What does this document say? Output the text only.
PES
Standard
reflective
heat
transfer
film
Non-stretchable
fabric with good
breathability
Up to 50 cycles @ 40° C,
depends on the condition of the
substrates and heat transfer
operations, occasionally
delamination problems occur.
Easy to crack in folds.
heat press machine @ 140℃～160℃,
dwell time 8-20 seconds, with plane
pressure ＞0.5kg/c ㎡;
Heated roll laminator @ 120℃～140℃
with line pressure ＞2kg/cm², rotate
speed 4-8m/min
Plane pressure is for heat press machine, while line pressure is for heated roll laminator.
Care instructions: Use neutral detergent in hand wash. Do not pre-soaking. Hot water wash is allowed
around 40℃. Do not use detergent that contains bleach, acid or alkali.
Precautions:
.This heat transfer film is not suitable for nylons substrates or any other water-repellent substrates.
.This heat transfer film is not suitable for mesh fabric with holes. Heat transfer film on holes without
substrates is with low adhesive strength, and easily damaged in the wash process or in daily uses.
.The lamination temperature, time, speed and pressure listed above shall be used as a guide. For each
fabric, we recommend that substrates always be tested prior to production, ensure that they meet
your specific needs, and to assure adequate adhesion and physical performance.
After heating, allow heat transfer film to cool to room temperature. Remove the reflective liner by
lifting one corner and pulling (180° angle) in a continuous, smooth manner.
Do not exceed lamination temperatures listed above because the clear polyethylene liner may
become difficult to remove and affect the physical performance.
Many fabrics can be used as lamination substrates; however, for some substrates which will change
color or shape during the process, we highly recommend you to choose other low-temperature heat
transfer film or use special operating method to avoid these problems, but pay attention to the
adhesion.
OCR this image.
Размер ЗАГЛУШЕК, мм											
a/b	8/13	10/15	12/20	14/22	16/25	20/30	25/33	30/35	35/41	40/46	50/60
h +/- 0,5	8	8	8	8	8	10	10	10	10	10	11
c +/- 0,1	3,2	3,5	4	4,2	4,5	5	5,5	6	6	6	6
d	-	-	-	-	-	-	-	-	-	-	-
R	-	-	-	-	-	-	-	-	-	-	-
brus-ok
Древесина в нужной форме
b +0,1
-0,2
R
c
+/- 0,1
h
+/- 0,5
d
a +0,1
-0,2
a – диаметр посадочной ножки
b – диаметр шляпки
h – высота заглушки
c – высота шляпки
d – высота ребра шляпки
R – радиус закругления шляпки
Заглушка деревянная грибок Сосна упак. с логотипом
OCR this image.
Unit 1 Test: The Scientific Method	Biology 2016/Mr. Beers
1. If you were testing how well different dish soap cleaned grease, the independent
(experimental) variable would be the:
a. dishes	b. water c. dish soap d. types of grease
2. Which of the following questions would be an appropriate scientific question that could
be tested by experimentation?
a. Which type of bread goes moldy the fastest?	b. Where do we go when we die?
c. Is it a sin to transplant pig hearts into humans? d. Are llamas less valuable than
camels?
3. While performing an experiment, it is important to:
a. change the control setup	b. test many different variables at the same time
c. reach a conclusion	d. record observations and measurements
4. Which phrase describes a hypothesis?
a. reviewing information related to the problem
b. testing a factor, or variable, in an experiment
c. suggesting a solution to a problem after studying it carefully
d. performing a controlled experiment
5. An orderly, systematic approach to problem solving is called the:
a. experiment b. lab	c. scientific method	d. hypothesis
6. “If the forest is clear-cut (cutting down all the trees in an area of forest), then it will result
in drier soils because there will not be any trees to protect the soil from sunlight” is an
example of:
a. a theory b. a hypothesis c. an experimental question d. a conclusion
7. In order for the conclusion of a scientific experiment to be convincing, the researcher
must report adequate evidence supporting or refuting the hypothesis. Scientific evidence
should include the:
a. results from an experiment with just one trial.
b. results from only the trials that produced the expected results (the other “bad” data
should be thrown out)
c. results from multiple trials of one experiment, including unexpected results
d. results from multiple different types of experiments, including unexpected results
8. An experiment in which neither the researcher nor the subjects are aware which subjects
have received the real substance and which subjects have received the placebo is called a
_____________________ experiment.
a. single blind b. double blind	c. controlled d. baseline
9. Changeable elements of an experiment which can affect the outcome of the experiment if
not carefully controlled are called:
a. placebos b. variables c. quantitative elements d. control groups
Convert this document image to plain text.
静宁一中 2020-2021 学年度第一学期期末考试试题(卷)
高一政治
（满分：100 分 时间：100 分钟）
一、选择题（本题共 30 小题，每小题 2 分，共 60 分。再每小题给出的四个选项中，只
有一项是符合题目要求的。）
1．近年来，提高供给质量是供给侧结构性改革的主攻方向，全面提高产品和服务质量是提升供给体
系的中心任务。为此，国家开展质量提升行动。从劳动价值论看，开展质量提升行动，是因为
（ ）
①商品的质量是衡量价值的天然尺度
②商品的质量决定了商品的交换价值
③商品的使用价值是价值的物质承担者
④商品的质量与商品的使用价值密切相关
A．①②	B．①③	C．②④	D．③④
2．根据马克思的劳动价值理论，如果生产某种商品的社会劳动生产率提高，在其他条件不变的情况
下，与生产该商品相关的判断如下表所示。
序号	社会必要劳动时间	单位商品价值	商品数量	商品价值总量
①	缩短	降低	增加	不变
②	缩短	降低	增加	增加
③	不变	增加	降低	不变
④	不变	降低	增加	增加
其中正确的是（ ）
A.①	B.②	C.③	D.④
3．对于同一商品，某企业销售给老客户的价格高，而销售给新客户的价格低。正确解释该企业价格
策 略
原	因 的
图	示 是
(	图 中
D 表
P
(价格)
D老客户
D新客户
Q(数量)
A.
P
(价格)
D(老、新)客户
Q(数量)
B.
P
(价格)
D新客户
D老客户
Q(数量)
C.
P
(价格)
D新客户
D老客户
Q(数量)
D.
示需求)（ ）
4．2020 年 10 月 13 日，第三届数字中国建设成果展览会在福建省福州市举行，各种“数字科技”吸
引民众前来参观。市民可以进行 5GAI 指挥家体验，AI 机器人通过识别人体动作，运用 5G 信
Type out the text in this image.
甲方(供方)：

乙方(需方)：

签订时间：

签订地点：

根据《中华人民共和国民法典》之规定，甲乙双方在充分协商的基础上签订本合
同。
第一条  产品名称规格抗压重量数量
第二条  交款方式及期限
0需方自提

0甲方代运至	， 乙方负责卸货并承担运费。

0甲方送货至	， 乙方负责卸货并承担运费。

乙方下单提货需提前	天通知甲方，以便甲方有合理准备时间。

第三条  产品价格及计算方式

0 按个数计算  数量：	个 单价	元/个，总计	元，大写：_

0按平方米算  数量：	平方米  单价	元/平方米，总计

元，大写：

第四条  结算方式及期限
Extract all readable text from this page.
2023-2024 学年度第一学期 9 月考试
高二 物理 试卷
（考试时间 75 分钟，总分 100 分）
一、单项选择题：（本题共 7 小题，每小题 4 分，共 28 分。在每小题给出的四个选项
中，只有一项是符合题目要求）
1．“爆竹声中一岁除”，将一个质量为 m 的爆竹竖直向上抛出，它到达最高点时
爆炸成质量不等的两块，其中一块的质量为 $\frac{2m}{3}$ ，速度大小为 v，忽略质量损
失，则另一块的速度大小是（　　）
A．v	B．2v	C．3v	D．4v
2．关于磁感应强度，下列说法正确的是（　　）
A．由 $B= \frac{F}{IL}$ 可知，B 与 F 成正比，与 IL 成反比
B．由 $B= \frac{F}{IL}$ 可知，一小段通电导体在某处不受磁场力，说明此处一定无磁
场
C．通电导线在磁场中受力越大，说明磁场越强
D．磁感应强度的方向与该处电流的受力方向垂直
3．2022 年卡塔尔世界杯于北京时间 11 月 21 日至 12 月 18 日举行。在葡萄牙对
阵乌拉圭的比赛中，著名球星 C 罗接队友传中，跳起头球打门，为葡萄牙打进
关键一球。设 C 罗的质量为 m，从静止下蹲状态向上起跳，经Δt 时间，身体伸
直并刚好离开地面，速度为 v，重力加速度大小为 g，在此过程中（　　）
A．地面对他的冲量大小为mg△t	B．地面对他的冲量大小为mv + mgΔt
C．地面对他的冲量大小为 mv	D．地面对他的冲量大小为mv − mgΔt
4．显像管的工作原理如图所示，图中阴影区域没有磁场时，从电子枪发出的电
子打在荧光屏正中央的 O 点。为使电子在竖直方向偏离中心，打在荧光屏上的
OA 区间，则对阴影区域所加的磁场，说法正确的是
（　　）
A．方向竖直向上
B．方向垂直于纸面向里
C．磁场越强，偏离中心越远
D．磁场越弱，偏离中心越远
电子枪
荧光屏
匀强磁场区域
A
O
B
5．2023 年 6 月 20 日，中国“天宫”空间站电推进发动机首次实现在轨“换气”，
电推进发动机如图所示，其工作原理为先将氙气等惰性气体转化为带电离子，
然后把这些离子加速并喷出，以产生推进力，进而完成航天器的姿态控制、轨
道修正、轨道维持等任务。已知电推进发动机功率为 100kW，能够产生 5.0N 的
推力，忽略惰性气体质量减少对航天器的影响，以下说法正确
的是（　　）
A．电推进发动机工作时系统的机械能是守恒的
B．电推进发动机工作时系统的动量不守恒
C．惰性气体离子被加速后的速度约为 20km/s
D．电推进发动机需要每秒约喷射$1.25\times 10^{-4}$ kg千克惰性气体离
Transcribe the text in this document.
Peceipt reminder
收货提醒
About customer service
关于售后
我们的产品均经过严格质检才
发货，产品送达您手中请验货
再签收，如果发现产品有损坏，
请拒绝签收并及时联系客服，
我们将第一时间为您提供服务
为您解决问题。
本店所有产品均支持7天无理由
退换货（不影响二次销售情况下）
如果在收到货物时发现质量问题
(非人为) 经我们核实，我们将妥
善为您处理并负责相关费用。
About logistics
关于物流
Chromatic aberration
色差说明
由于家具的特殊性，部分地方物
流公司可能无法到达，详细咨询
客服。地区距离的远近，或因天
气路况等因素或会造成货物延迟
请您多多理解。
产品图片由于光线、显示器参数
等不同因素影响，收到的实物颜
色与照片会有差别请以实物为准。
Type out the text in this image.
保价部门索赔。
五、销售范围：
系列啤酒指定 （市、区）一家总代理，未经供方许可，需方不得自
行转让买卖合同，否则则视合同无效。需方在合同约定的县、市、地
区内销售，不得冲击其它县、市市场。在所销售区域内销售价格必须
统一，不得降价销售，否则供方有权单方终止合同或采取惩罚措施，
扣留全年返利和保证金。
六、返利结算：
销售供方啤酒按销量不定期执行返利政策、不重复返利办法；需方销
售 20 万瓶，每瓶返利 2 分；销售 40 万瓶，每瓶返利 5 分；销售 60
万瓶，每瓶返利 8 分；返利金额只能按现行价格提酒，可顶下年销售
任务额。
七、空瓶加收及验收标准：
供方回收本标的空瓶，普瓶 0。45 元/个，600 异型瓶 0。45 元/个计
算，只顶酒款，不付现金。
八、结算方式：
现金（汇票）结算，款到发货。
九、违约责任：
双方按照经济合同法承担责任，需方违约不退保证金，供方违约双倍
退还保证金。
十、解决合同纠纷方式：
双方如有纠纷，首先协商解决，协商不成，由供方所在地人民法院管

________________________________________

**What is required:**
Give every line of the material that includes the string "tested".

**Answer to this problem:**
fabric, we recommend that substrates always be tested prior to production, ensure that they meet
be tested by experimentation?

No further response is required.